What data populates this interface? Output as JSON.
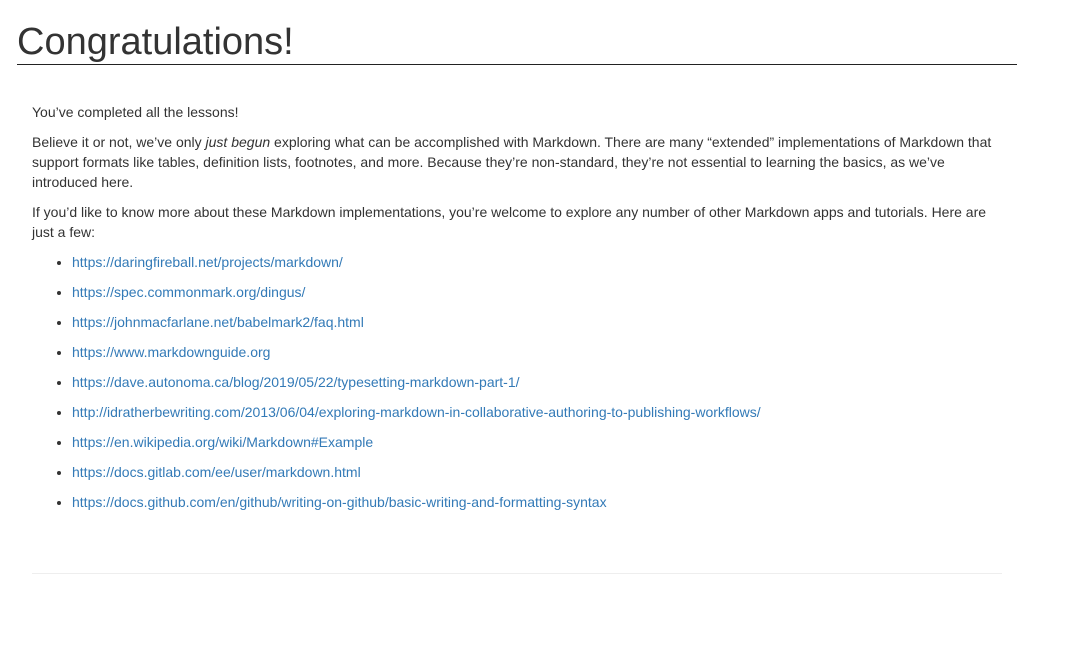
{
  "page": {
    "title": "Congratulations!"
  },
  "content": {
    "completed": "You’ve completed all the lessons!",
    "para2": {
      "before": "Believe it or not, we’ve only ",
      "emphasis": "just begun",
      "after": " exploring what can be accomplished with Markdown. There are many “extended” implementations of Markdown that support formats like tables, definition lists, footnotes, and more. Because they’re non-standard, they’re not essential to learning the basics, as we’ve introduced here."
    },
    "para3": "If you’d like to know more about these Markdown implementations, you’re welcome to explore any number of other Markdown apps and tutorials. Here are just a few:",
    "links": [
      "https://daringfireball.net/projects/markdown/",
      "https://spec.commonmark.org/dingus/",
      "https://johnmacfarlane.net/babelmark2/faq.html",
      "https://www.markdownguide.org",
      "https://dave.autonoma.ca/blog/2019/05/22/typesetting-markdown-part-1/",
      "http://idratherbewriting.com/2013/06/04/exploring-markdown-in-collaborative-authoring-to-publishing-workflows/",
      "https://en.wikipedia.org/wiki/Markdown#Example",
      "https://docs.gitlab.com/ee/user/markdown.html",
      "https://docs.github.com/en/github/writing-on-github/basic-writing-and-formatting-syntax"
    ]
  },
  "colors": {
    "text": "#333333",
    "link": "#337ab7",
    "heading_rule": "#222222",
    "divider": "#eeeeee"
  }
}
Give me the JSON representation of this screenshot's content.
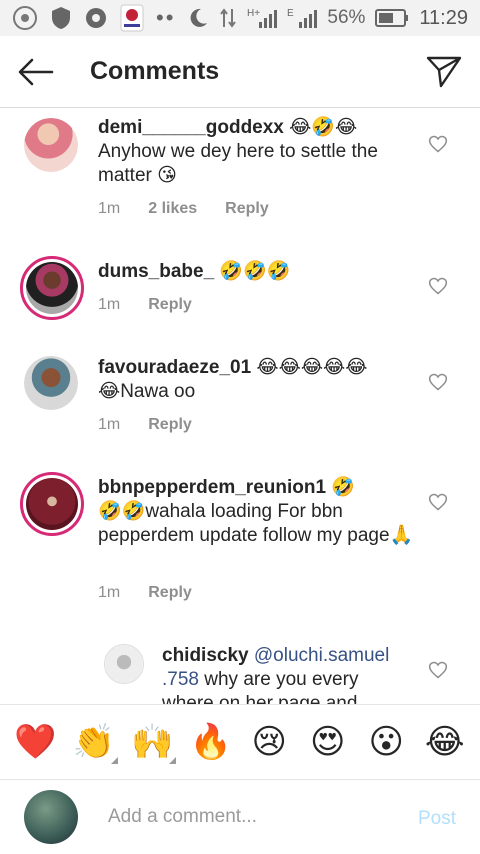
{
  "status_bar": {
    "battery_percent": "56%",
    "time": "11:29",
    "notification_icons": [
      "chrome-icon",
      "shield-icon",
      "aperture-icon",
      "app-icon",
      "dots-icon",
      "moon-icon"
    ]
  },
  "header": {
    "title": "Comments"
  },
  "comments": [
    {
      "username": "demi______goddexx",
      "text_suffix": " 😂🤣😂",
      "body": "Anyhow we dey here to settle the matter 😘",
      "time": "1m",
      "likes": "2 likes",
      "reply_label": "Reply"
    },
    {
      "username": "dums_babe_",
      "text_suffix": " 🤣🤣🤣",
      "body": "",
      "time": "1m",
      "reply_label": "Reply"
    },
    {
      "username": "favouradaeze_01",
      "text_suffix": " 😂😂😂😂😂",
      "body": "😂Nawa oo",
      "time": "1m",
      "reply_label": "Reply"
    },
    {
      "username": "bbnpepperdem_reunion1",
      "text_suffix": " 🤣",
      "body": "🤣🤣wahala loading For bbn pepperdem update follow my page🙏",
      "time": "1m",
      "reply_label": "Reply"
    }
  ],
  "reply": {
    "username": "chidiscky",
    "mention": "@oluchi.samuel .758",
    "body": " why are you every where on her page and"
  },
  "emoji_bar": [
    "❤️",
    "👏",
    "🙌",
    "🔥",
    "😢",
    "😍",
    "😮",
    "😂"
  ],
  "composer": {
    "placeholder": "Add a comment...",
    "post_label": "Post"
  },
  "colors": {
    "story_ring": "#d62976",
    "post_disabled": "#b2dffc",
    "meta_gray": "#8e8e8e"
  }
}
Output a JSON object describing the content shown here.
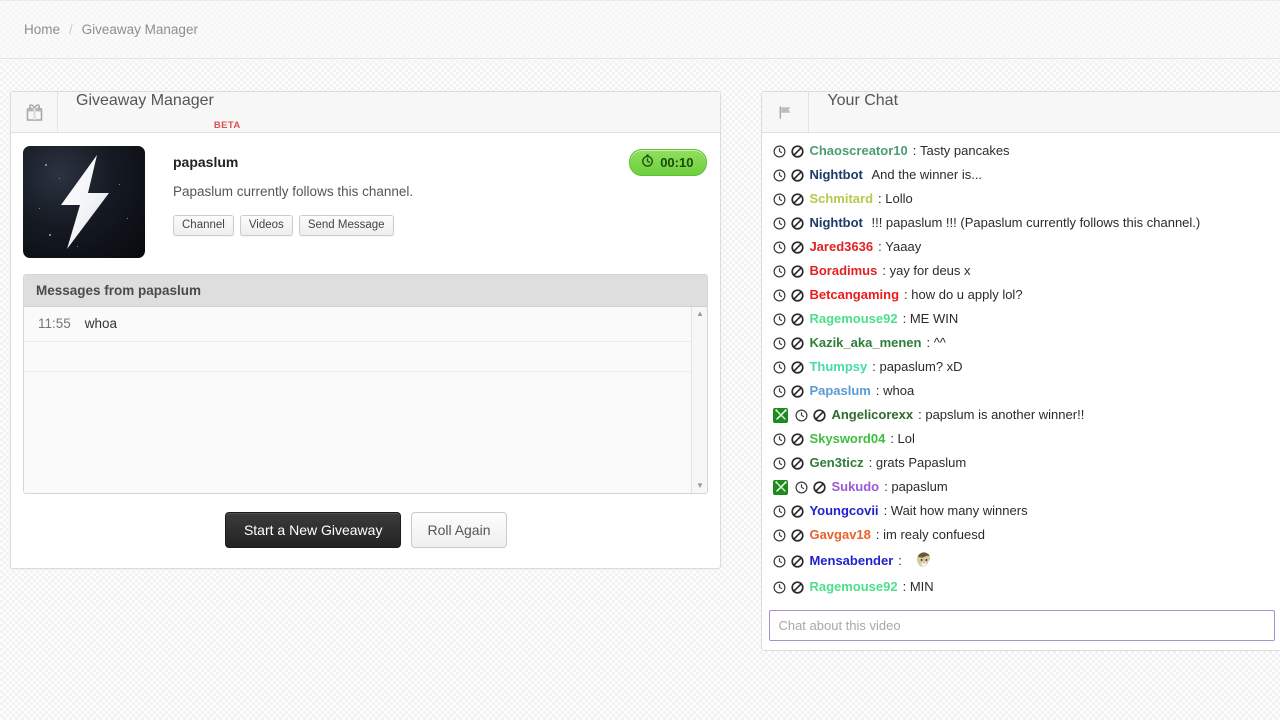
{
  "breadcrumb": {
    "home": "Home",
    "separator": "/",
    "current": "Giveaway Manager"
  },
  "giveaway_panel": {
    "icon": "gift-icon",
    "title": "Giveaway Manager",
    "beta_label": "BETA",
    "winner": {
      "name": "papaslum",
      "description": "Papaslum currently follows this channel.",
      "avatar_icon": "lightning-bolt-avatar"
    },
    "timer": {
      "icon": "stopwatch-icon",
      "value": "00:10",
      "color": "#6ed03f"
    },
    "actions": [
      {
        "label": "Channel",
        "name": "channel-button"
      },
      {
        "label": "Videos",
        "name": "videos-button"
      },
      {
        "label": "Send Message",
        "name": "send-message-button"
      }
    ],
    "messages": {
      "header": "Messages from papaslum",
      "rows": [
        {
          "time": "11:55",
          "text": "whoa"
        }
      ]
    },
    "footer": {
      "start_label": "Start a New Giveaway",
      "roll_label": "Roll Again"
    },
    "scrollbar": {
      "up": "▲",
      "down": "▼"
    }
  },
  "chat_panel": {
    "icon": "flag-icon",
    "title": "Your Chat",
    "row_icons": {
      "timeout": "clock-icon",
      "ban": "ban-icon",
      "mod": "mod-swords-badge"
    },
    "messages": [
      {
        "mod": false,
        "user": "Chaoscreator10",
        "color": "#4b9e72",
        "sep": ": ",
        "text": "Tasty pancakes"
      },
      {
        "mod": false,
        "user": "Nightbot",
        "color": "#1b3a6b",
        "sep": " ",
        "text": "And the winner is..."
      },
      {
        "mod": false,
        "user": "Schmitard",
        "color": "#b6c94a",
        "sep": ": ",
        "text": "Lollo"
      },
      {
        "mod": false,
        "user": "Nightbot",
        "color": "#1b3a6b",
        "sep": " ",
        "text": "!!! papaslum !!! (Papaslum currently follows this channel.)"
      },
      {
        "mod": false,
        "user": "Jared3636",
        "color": "#e02222",
        "sep": ": ",
        "text": "Yaaay"
      },
      {
        "mod": false,
        "user": "Boradimus",
        "color": "#e02222",
        "sep": ": ",
        "text": "yay for deus x"
      },
      {
        "mod": false,
        "user": "Betcangaming",
        "color": "#ec1c1c",
        "sep": ": ",
        "text": "how do u apply lol?"
      },
      {
        "mod": false,
        "user": "Ragemouse92",
        "color": "#4ce08a",
        "sep": ": ",
        "text": "ME WIN"
      },
      {
        "mod": false,
        "user": "Kazik_aka_menen",
        "color": "#2f7d3a",
        "sep": ": ",
        "text": "^^"
      },
      {
        "mod": false,
        "user": "Thumpsy",
        "color": "#46dda0",
        "sep": ": ",
        "text": "papaslum? xD"
      },
      {
        "mod": false,
        "user": "Papaslum",
        "color": "#5b9bd5",
        "sep": ": ",
        "text": "whoa"
      },
      {
        "mod": true,
        "user": "Angelicorexx",
        "color": "#2f6b2f",
        "sep": ": ",
        "text": "papslum is another winner!!"
      },
      {
        "mod": false,
        "user": "Skysword04",
        "color": "#3fbf3f",
        "sep": ": ",
        "text": "Lol"
      },
      {
        "mod": false,
        "user": "Gen3ticz",
        "color": "#2f7d3a",
        "sep": ": ",
        "text": "grats Papaslum"
      },
      {
        "mod": true,
        "user": "Sukudo",
        "color": "#9b5bd5",
        "sep": ": ",
        "text": "papaslum"
      },
      {
        "mod": false,
        "user": "Youngcovii",
        "color": "#2222cc",
        "sep": ": ",
        "text": "Wait how many winners"
      },
      {
        "mod": false,
        "user": "Gavgav18",
        "color": "#e8622c",
        "sep": ": ",
        "text": "im realy confuesd"
      },
      {
        "mod": false,
        "user": "Mensabender",
        "color": "#2222cc",
        "sep": ": ",
        "text": "",
        "emote": "face-emote"
      },
      {
        "mod": false,
        "user": "Ragemouse92",
        "color": "#4ce08a",
        "sep": ": ",
        "text": "MIN"
      }
    ],
    "input": {
      "placeholder": "Chat about this video",
      "value": "",
      "border_color": "#a98fd0"
    }
  }
}
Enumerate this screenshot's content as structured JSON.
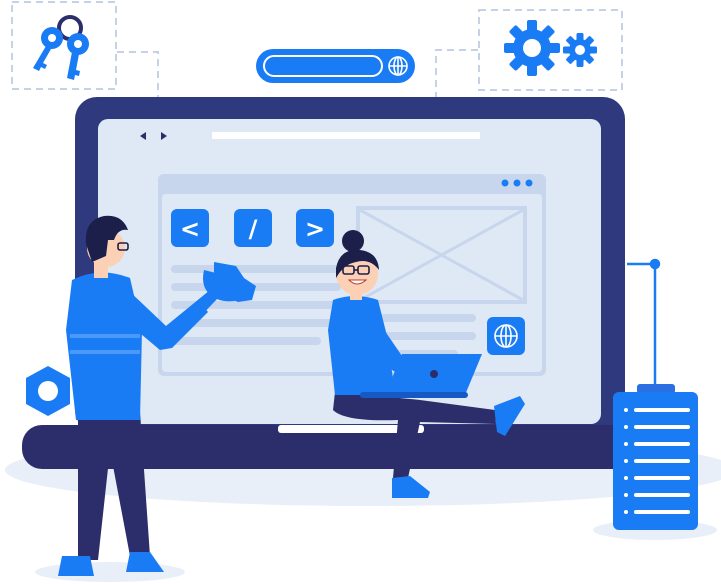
{
  "code_buttons": {
    "open_tag": "<",
    "slash": "/",
    "close_tag": ">"
  },
  "icons": {
    "keys": "keys-icon",
    "gears": "gears-icon",
    "globe": "globe-icon",
    "search": "search-bar-icon",
    "wrench": "wrench-icon",
    "hex_nut": "hex-nut-icon",
    "server": "server-icon",
    "image_placeholder": "image-placeholder-icon",
    "laptop": "laptop-icon"
  },
  "colors": {
    "primary_blue": "#1a7cf5",
    "navy": "#2b2e6b",
    "light_panel": "#dfe8f5",
    "mid_panel": "#c7d6ec",
    "ground": "#e9eff8",
    "skin": "#fbd0b4",
    "hair": "#1c1f4a"
  }
}
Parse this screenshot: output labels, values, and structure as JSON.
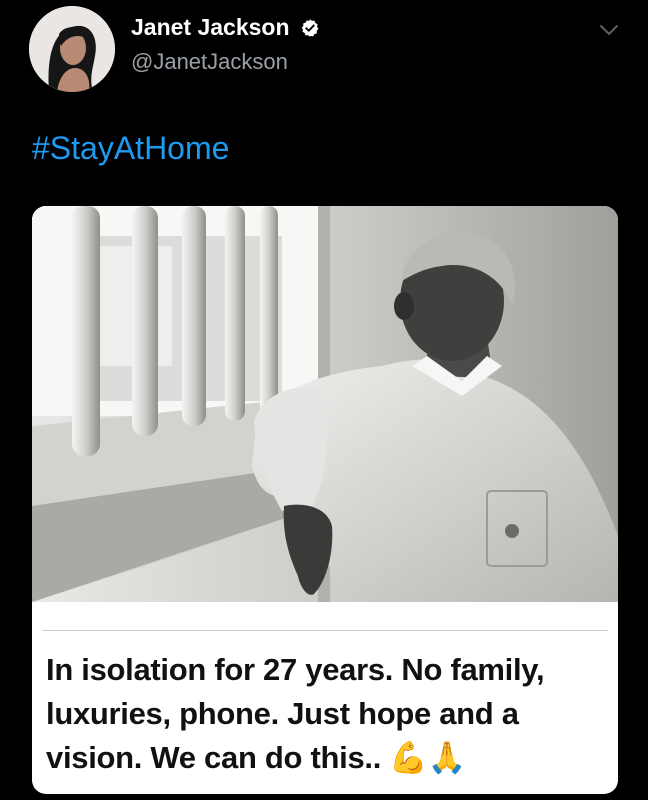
{
  "tweet": {
    "author": {
      "name": "Janet Jackson",
      "handle": "@JanetJackson",
      "verified": true
    },
    "text": "#StayAtHome",
    "media": {
      "caption": "In isolation for 27 years. No family, luxuries, phone. Just hope and a vision. We can do this.. 💪🙏"
    }
  },
  "colors": {
    "background": "#000000",
    "hashtag": "#1d9bf0",
    "verified_badge": "#ffffff",
    "handle": "#9aa0a6"
  },
  "icons": {
    "menu": "chevron-down-icon",
    "verified": "verified-badge-icon"
  }
}
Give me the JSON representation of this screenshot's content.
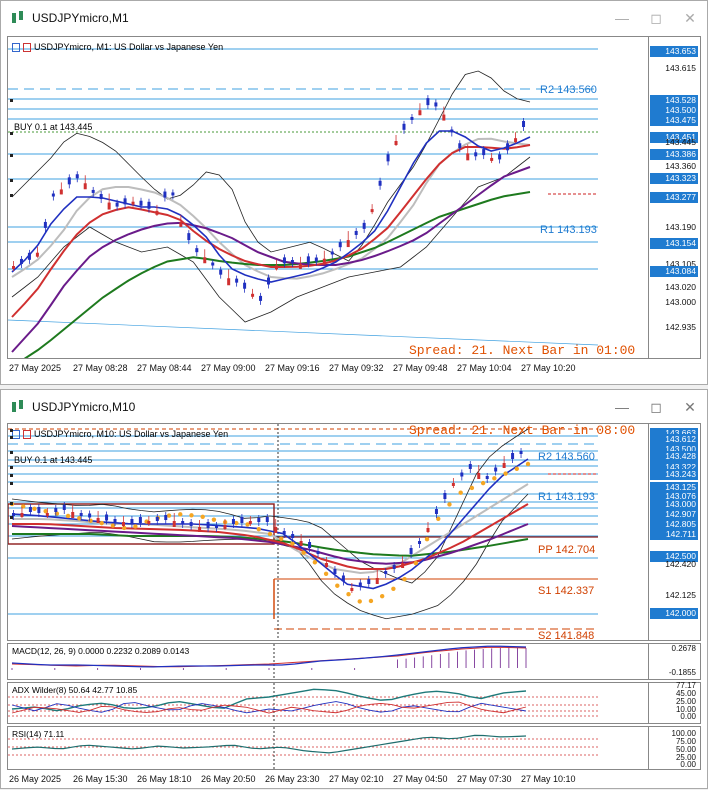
{
  "window1": {
    "title": "USDJPYmicro,M1",
    "legend": "USDJPYmicro, M1:  US Dollar vs Japanese Yen",
    "trade_label": "BUY 0.1 at 143.445",
    "spread_text": "Spread: 21. Next Bar in 01:00",
    "pivots": [
      {
        "text": "R2 143.560"
      },
      {
        "text": "R1 143.193"
      }
    ],
    "price_labels": [
      "143.653",
      "143.615",
      "143.528",
      "143.500",
      "143.475",
      "143.451",
      "143.445",
      "143.386",
      "143.360",
      "143.323",
      "143.277",
      "143.190",
      "143.154",
      "143.105",
      "143.084",
      "143.020",
      "143.000",
      "142.935"
    ],
    "time_labels": [
      "27 May 2025",
      "27 May 08:28",
      "27 May 08:44",
      "27 May 09:00",
      "27 May 09:16",
      "27 May 09:32",
      "27 May 09:48",
      "27 May 10:04",
      "27 May 10:20"
    ]
  },
  "window2": {
    "title": "USDJPYmicro,M10",
    "legend": "USDJPYmicro, M10:  US Dollar vs Japanese Yen",
    "trade_label": "BUY 0.1 at 143.445",
    "spread_text": "Spread: 21. Next Bar in 08:00",
    "pivots": [
      {
        "text": "R2 143.560"
      },
      {
        "text": "R1 143.193"
      },
      {
        "text": "PP 142.704"
      },
      {
        "text": "S1 142.337"
      },
      {
        "text": "S2 141.848"
      }
    ],
    "price_labels": [
      "143.663",
      "143.612",
      "143.500",
      "143.428",
      "143.322",
      "143.243",
      "143.125",
      "143.076",
      "143.000",
      "142.907",
      "142.805",
      "142.711",
      "142.500",
      "142.420",
      "142.125",
      "142.000"
    ],
    "macd": {
      "title": "MACD(12, 26, 9) 0.0000 0.2232 0.2089 0.0143",
      "ticks": [
        "0.2678",
        "-0.1855"
      ]
    },
    "adx": {
      "title": "ADX Wilder(8) 50.64 42.77 10.85",
      "ticks": [
        "77.17",
        "45.00",
        "25.00",
        "10.00",
        "0.00"
      ]
    },
    "rsi": {
      "title": "RSI(14) 71.11",
      "ticks": [
        "100.00",
        "75.00",
        "50.00",
        "25.00",
        "0.00"
      ]
    },
    "time_labels": [
      "26 May 2025",
      "26 May 15:30",
      "26 May 18:10",
      "26 May 20:50",
      "26 May 23:30",
      "27 May 02:10",
      "27 May 04:50",
      "27 May 07:30",
      "27 May 10:10"
    ]
  },
  "colors": {
    "blue_label": "#1f7bd0",
    "red": "#d03030",
    "orange": "#e05000",
    "green": "#1e7a1e",
    "purple": "#6a1b8a"
  }
}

===============

• **Instructions for the task**
Determine how many lines of the records above contain the word "implementations", and report only that number.

• **Task solution**
2